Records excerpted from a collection
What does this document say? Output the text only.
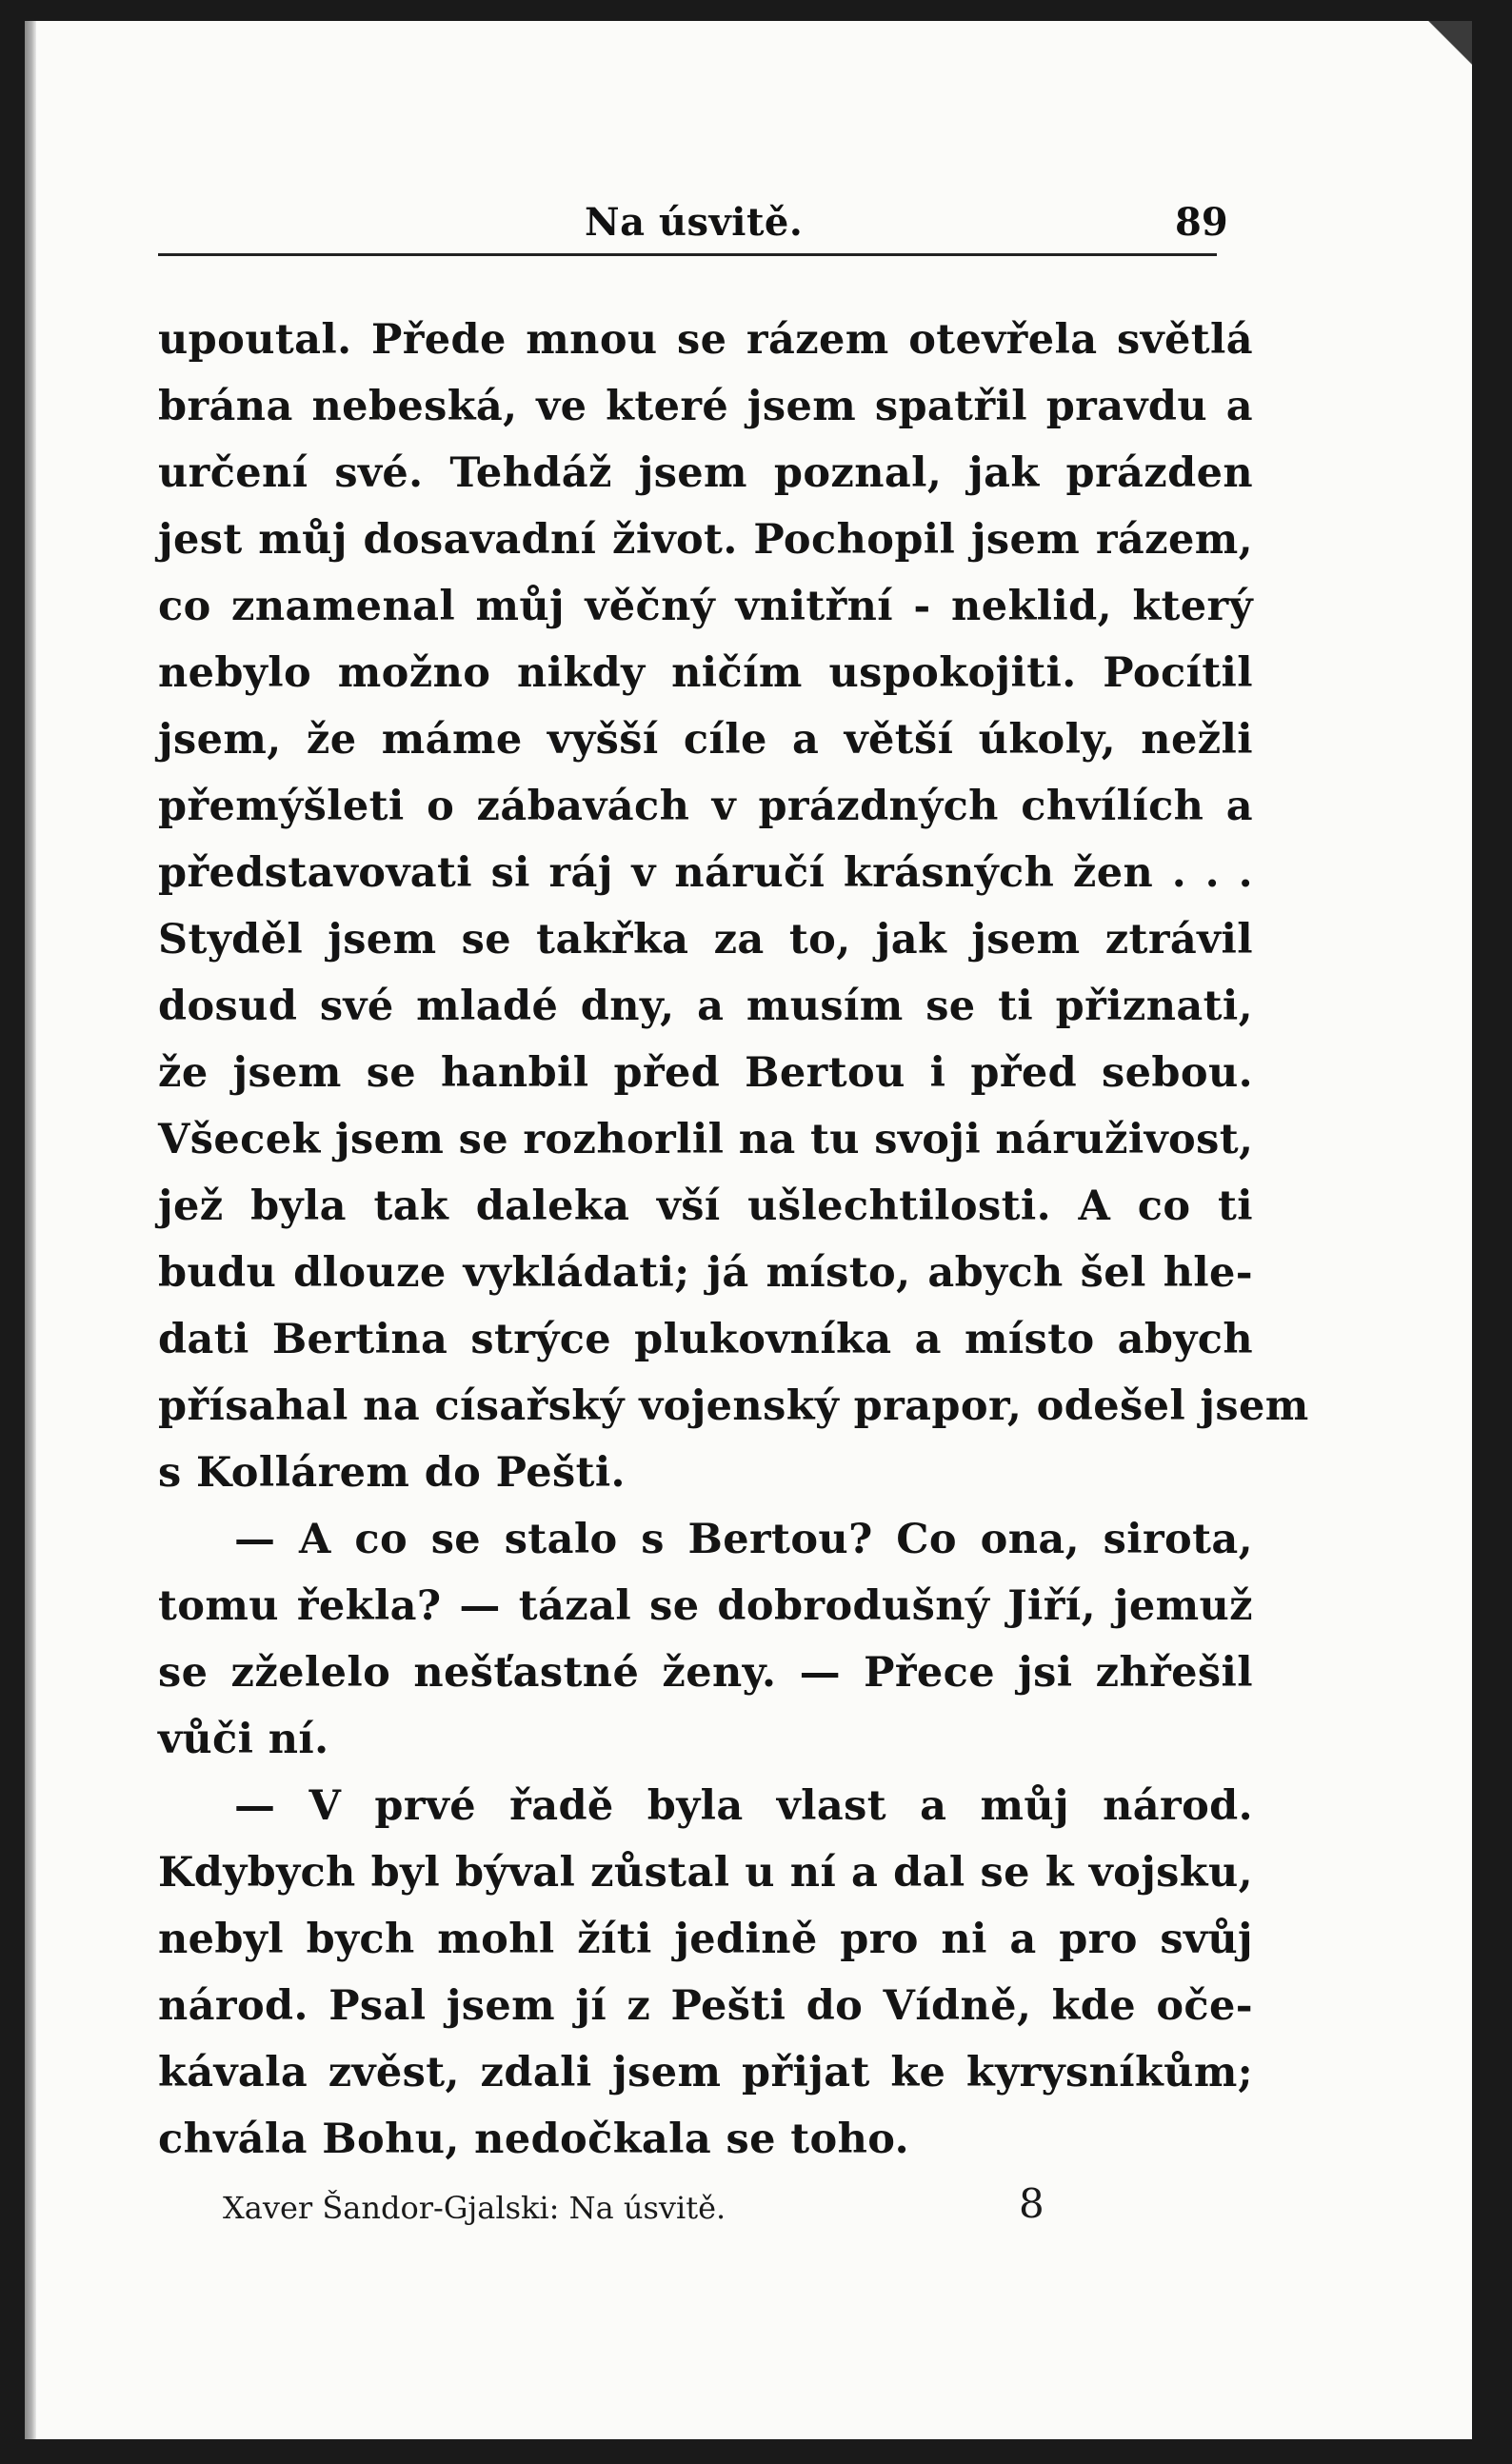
Na úsvitě.	89
upoutal. Přede mnou se rázem otevřela světlá
brána nebeská, ve které jsem spatřil pravdu a
určení své. Tehdáž jsem poznal, jak prázden
jest můj dosavadní život. Pochopil jsem rázem,
co znamenal můj věčný vnitřní - neklid, který
nebylo možno nikdy ničím uspokojiti. Pocítil
jsem, že máme vyšší cíle a větší úkoly, nežli
přemýšleti o zábavách v prázdných chvílích a
představovati si ráj v náručí krásných žen . . .
Styděl jsem se takřka za to, jak jsem ztrávil
dosud své mladé dny, a musím se ti přiznati,
že jsem se hanbil před Bertou i před sebou.
Všecek jsem se rozhorlil na tu svoji náruživost,
jež byla tak daleka vší ušlechtilosti. A co ti
budu dlouze vykládati; já místo, abych šel hle-
dati Bertina strýce plukovníka a místo abych
přísahal na císařský vojenský prapor, odešel jsem
s Kollárem do Pešti.
— A co se stalo s Bertou? Co ona, sirota,
tomu řekla? — tázal se dobrodušný Jiří, jemuž
se zželelo nešťastné ženy. — Přece jsi zhřešil
vůči ní.
— V prvé řadě byla vlast a můj národ.
Kdybych byl býval zůstal u ní a dal se k vojsku,
nebyl bych mohl žíti jedině pro ni a pro svůj
národ. Psal jsem jí z Pešti do Vídně, kde oče-
kávala zvěst, zdali jsem přijat ke kyrysníkům;
chvála Bohu, nedočkala se toho.
Xaver Šandor-Gjalski: Na úsvitě.	8
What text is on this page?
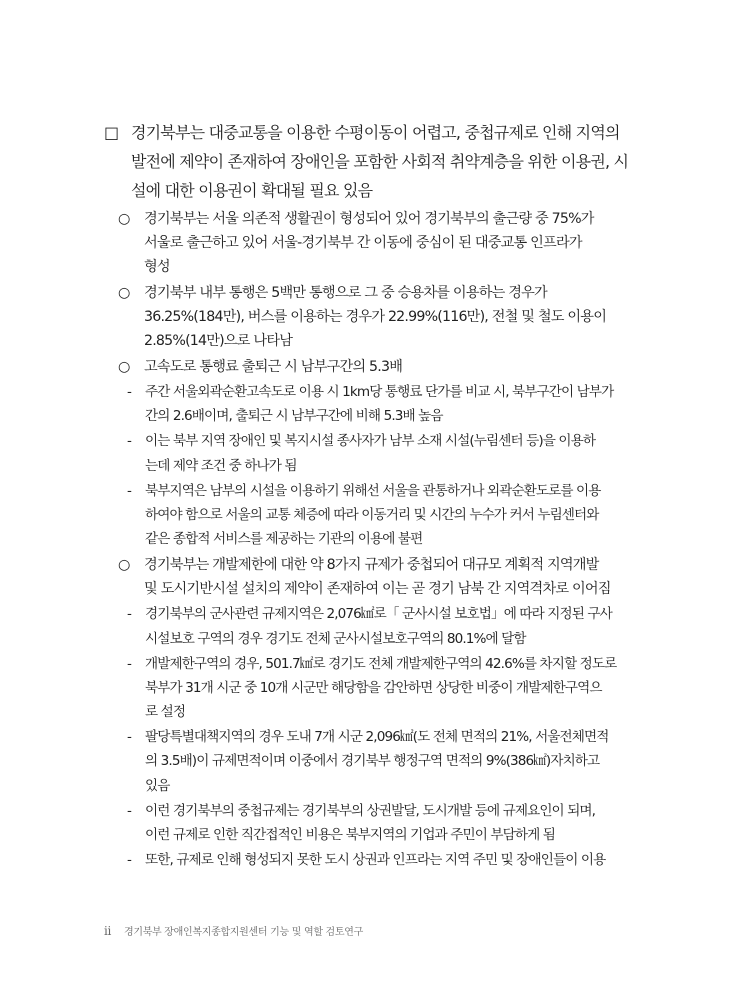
□ 경기북부는 대중교통을 이용한 수평이동이 어렵고, 중첩규제로 인해 지역의
발전에 제약이 존재하여 장애인을 포함한 사회적 취약계층을 위한 이용권, 시
설에 대한 이용권이 확대될 필요 있음
○ 경기북부는 서울 의존적 생활권이 형성되어 있어 경기북부의 출근량 중 75%가
서울로 출근하고 있어 서울-경기북부 간 이동에 중심이 된 대중교통 인프라가
형성
○ 경기북부 내부 통행은 5백만 통행으로 그 중 승용차를 이용하는 경우가
36.25%(184만), 버스를 이용하는 경우가 22.99%(116만), 전철 및 철도 이용이
2.85%(14만)으로 나타남
○ 고속도로 통행료 출퇴근 시 남부구간의 5.3배
- 주간 서울외곽순환고속도로 이용 시 1km당 통행료 단가를 비교 시, 북부구간이 남부가
간의 2.6배이며, 출퇴근 시 남부구간에 비해 5.3배 높음
- 이는 북부 지역 장애인 및 복지시설 종사자가 남부 소재 시설(누림센터 등)을 이용하
는데 제약 조건 중 하나가 됨
- 북부지역은 남부의 시설을 이용하기 위해선 서울을 관통하거나 외곽순환도로를 이용
하여야 함으로 서울의 교통 체증에 따라 이동거리 및 시간의 누수가 커서 누림센터와
같은 종합적 서비스를 제공하는 기관의 이용에 불편
○ 경기북부는 개발제한에 대한 약 8가지 규제가 중첩되어 대규모 계획적 지역개발
및 도시기반시설 설치의 제약이 존재하여 이는 곧 경기 남북 간 지역격차로 이어짐
- 경기북부의 군사관련 규제지역은 2,076㎢로「 군사시설 보호법」에 따라 지정된 구사
시설보호 구역의 경우 경기도 전체 군사시설보호구역의 80.1%에 달함
- 개발제한구역의 경우, 501.7㎢로 경기도 전체 개발제한구역의 42.6%를 차지할 정도로
북부가 31개 시군 중 10개 시군만 해당함을 감안하면 상당한 비중이 개발제한구역으
로 설정
- 팔당특별대책지역의 경우 도내 7개 시군 2,096㎢(도 전체 면적의 21%, 서울전체면적
의 3.5배)이 규제면적이며 이중에서 경기북부 행정구역 면적의 9%(386㎢)자치하고
있음
- 이런 경기북부의 중첩규제는 경기북부의 상권발달, 도시개발 등에 규제요인이 되며,
이런 규제로 인한 직간접적인 비용은 북부지역의 기업과 주민이 부담하게 됨
- 또한, 규제로 인해 형성되지 못한 도시 상권과 인프라는 지역 주민 및 장애인들이 이용
ii 경기북부 장애인복지종합지원센터 기능 및 역할 검토연구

PROBLEM DESCRIPTION:
Count the lines in the records above that contain the word "rázem", and give only that number.

EXERCISE RESULT:
2